=== DATA UNDER STUDY ===

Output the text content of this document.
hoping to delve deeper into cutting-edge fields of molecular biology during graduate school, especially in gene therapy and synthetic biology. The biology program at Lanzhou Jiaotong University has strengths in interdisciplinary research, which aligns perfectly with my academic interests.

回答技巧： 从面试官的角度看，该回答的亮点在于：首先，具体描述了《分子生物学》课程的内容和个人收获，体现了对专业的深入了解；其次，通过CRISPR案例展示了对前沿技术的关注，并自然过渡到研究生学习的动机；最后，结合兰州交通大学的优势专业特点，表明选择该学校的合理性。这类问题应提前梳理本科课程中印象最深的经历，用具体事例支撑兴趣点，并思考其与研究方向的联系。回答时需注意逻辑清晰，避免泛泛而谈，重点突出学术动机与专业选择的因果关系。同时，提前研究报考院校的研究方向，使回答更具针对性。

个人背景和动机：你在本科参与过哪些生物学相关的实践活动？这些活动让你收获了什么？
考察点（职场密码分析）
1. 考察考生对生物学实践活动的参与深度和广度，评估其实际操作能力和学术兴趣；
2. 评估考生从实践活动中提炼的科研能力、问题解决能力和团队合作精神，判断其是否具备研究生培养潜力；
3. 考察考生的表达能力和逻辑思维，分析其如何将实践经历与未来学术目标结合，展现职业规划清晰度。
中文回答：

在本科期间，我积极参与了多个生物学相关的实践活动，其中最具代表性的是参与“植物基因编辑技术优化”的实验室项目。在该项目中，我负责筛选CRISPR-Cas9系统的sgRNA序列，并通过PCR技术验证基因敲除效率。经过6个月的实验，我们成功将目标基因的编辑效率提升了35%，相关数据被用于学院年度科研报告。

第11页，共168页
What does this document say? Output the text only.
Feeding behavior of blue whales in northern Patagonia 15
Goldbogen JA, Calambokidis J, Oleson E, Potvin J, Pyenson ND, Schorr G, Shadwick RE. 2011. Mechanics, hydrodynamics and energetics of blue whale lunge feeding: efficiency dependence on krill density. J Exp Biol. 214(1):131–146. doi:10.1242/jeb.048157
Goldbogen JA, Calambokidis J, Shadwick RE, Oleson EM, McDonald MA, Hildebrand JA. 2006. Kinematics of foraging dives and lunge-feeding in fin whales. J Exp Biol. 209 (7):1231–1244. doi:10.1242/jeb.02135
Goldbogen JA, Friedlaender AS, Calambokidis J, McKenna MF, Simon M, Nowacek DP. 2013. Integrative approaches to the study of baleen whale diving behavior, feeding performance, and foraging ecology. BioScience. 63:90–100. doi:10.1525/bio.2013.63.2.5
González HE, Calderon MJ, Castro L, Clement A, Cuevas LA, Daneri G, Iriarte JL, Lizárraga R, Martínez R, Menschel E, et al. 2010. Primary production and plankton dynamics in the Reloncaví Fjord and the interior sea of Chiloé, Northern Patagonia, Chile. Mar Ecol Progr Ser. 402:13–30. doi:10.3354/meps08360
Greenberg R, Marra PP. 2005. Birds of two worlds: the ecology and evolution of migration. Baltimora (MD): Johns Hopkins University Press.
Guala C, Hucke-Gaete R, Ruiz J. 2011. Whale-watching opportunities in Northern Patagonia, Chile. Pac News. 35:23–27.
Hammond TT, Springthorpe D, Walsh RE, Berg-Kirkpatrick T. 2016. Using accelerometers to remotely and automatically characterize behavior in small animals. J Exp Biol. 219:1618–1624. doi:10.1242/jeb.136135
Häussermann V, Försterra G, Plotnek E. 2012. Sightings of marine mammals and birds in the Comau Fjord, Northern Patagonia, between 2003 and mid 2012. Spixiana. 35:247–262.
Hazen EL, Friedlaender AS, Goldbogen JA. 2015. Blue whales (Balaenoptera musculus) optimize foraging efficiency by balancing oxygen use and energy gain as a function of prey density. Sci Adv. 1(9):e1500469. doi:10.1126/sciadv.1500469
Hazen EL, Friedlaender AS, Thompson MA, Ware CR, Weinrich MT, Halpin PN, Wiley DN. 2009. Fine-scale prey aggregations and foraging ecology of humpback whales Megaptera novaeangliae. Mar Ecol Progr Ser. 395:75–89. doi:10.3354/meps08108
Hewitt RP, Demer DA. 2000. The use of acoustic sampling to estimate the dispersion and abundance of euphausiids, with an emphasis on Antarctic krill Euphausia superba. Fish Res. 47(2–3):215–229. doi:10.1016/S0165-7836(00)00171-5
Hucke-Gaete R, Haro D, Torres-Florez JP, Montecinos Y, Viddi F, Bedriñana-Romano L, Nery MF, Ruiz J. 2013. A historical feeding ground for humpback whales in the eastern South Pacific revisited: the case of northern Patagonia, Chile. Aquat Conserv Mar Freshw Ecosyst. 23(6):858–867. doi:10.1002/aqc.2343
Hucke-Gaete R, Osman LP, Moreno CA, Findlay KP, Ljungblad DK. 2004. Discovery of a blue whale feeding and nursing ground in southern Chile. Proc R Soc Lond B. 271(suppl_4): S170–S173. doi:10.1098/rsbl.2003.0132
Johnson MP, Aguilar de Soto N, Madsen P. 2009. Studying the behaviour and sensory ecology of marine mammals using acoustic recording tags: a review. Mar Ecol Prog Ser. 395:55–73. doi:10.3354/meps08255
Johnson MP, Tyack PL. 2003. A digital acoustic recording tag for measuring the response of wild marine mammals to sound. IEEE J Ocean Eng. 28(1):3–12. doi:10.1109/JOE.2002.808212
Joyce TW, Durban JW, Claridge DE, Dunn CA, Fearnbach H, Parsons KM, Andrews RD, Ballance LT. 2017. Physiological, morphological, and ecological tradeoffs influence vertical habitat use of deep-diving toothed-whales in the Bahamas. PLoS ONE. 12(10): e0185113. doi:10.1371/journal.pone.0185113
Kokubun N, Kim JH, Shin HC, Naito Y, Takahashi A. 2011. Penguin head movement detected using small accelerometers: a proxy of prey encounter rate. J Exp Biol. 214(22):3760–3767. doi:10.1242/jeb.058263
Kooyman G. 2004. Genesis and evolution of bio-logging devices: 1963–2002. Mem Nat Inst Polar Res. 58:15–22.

=== DIRECTIONS ===
Output every record without changing any wording.

=== EXERCISE OUTPUT ===
Output the text content of this document.
hoping to delve deeper into cutting-edge fields of molecular biology during graduate school, especially in gene therapy and synthetic biology. The biology program at Lanzhou Jiaotong University has strengths in interdisciplinary research, which aligns perfectly with my academic interests.

回答技巧： 从面试官的角度看，该回答的亮点在于：首先，具体描述了《分子生物学》课程的内容和个人收获，体现了对专业的深入了解；其次，通过CRISPR案例展示了对前沿技术的关注，并自然过渡到研究生学习的动机；最后，结合兰州交通大学的优势专业特点，表明选择该学校的合理性。这类问题应提前梳理本科课程中印象最深的经历，用具体事例支撑兴趣点，并思考其与研究方向的联系。回答时需注意逻辑清晰，避免泛泛而谈，重点突出学术动机与专业选择的因果关系。同时，提前研究报考院校的研究方向，使回答更具针对性。

个人背景和动机：你在本科参与过哪些生物学相关的实践活动？这些活动让你收获了什么？
考察点（职场密码分析）
1. 考察考生对生物学实践活动的参与深度和广度，评估其实际操作能力和学术兴趣；
2. 评估考生从实践活动中提炼的科研能力、问题解决能力和团队合作精神，判断其是否具备研究生培养潜力；
3. 考察考生的表达能力和逻辑思维，分析其如何将实践经历与未来学术目标结合，展现职业规划清晰度。
中文回答：

在本科期间，我积极参与了多个生物学相关的实践活动，其中最具代表性的是参与“植物基因编辑技术优化”的实验室项目。在该项目中，我负责筛选CRISPR-Cas9系统的sgRNA序列，并通过PCR技术验证基因敲除效率。经过6个月的实验，我们成功将目标基因的编辑效率提升了35%，相关数据被用于学院年度科研报告。

第11页，共168页
What does this document say? Output the text only.
Feeding behavior of blue whales in northern Patagonia 15
Goldbogen JA, Calambokidis J, Oleson E, Potvin J, Pyenson ND, Schorr G, Shadwick RE. 2011. Mechanics, hydrodynamics and energetics of blue whale lunge feeding: efficiency dependence on krill density. J Exp Biol. 214(1):131–146. doi:10.1242/jeb.048157
Goldbogen JA, Calambokidis J, Shadwick RE, Oleson EM, McDonald MA, Hildebrand JA. 2006. Kinematics of foraging dives and lunge-feeding in fin whales. J Exp Biol. 209 (7):1231–1244. doi:10.1242/jeb.02135
Goldbogen JA, Friedlaender AS, Calambokidis J, McKenna MF, Simon M, Nowacek DP. 2013. Integrative approaches to the study of baleen whale diving behavior, feeding performance, and foraging ecology. BioScience. 63:90–100. doi:10.1525/bio.2013.63.2.5
González HE, Calderon MJ, Castro L, Clement A, Cuevas LA, Daneri G, Iriarte JL, Lizárraga R, Martínez R, Menschel E, et al. 2010. Primary production and plankton dynamics in the Reloncaví Fjord and the interior sea of Chiloé, Northern Patagonia, Chile. Mar Ecol Progr Ser. 402:13–30. doi:10.3354/meps08360
Greenberg R, Marra PP. 2005. Birds of two worlds: the ecology and evolution of migration. Baltimora (MD): Johns Hopkins University Press.
Guala C, Hucke-Gaete R, Ruiz J. 2011. Whale-watching opportunities in Northern Patagonia, Chile. Pac News. 35:23–27.
Hammond TT, Springthorpe D, Walsh RE, Berg-Kirkpatrick T. 2016. Using accelerometers to remotely and automatically characterize behavior in small animals. J Exp Biol. 219:1618–1624. doi:10.1242/jeb.136135
Häussermann V, Försterra G, Plotnek E. 2012. Sightings of marine mammals and birds in the Comau Fjord, Northern Patagonia, between 2003 and mid 2012. Spixiana. 35:247–262.
Hazen EL, Friedlaender AS, Goldbogen JA. 2015. Blue whales (Balaenoptera musculus) optimize foraging efficiency by balancing oxygen use and energy gain as a function of prey density. Sci Adv. 1(9):e1500469. doi:10.1126/sciadv.1500469
Hazen EL, Friedlaender AS, Thompson MA, Ware CR, Weinrich MT, Halpin PN, Wiley DN. 2009. Fine-scale prey aggregations and foraging ecology of humpback whales Megaptera novaeangliae. Mar Ecol Progr Ser. 395:75–89. doi:10.3354/meps08108
Hewitt RP, Demer DA. 2000. The use of acoustic sampling to estimate the dispersion and abundance of euphausiids, with an emphasis on Antarctic krill Euphausia superba. Fish Res. 47(2–3):215–229. doi:10.1016/S0165-7836(00)00171-5
Hucke-Gaete R, Haro D, Torres-Florez JP, Montecinos Y, Viddi F, Bedriñana-Romano L, Nery MF, Ruiz J. 2013. A historical feeding ground for humpback whales in the eastern South Pacific revisited: the case of northern Patagonia, Chile. Aquat Conserv Mar Freshw Ecosyst. 23(6):858–867. doi:10.1002/aqc.2343
Hucke-Gaete R, Osman LP, Moreno CA, Findlay KP, Ljungblad DK. 2004. Discovery of a blue whale feeding and nursing ground in southern Chile. Proc R Soc Lond B. 271(suppl_4): S170–S173. doi:10.1098/rsbl.2003.0132
Johnson MP, Aguilar de Soto N, Madsen P. 2009. Studying the behaviour and sensory ecology of marine mammals using acoustic recording tags: a review. Mar Ecol Prog Ser. 395:55–73. doi:10.3354/meps08255
Johnson MP, Tyack PL. 2003. A digital acoustic recording tag for measuring the response of wild marine mammals to sound. IEEE J Ocean Eng. 28(1):3–12. doi:10.1109/JOE.2002.808212
Joyce TW, Durban JW, Claridge DE, Dunn CA, Fearnbach H, Parsons KM, Andrews RD, Ballance LT. 2017. Physiological, morphological, and ecological tradeoffs influence vertical habitat use of deep-diving toothed-whales in the Bahamas. PLoS ONE. 12(10): e0185113. doi:10.1371/journal.pone.0185113
Kokubun N, Kim JH, Shin HC, Naito Y, Takahashi A. 2011. Penguin head movement detected using small accelerometers: a proxy of prey encounter rate. J Exp Biol. 214(22):3760–3767. doi:10.1242/jeb.058263
Kooyman G. 2004. Genesis and evolution of bio-logging devices: 1963–2002. Mem Nat Inst Polar Res. 58:15–22.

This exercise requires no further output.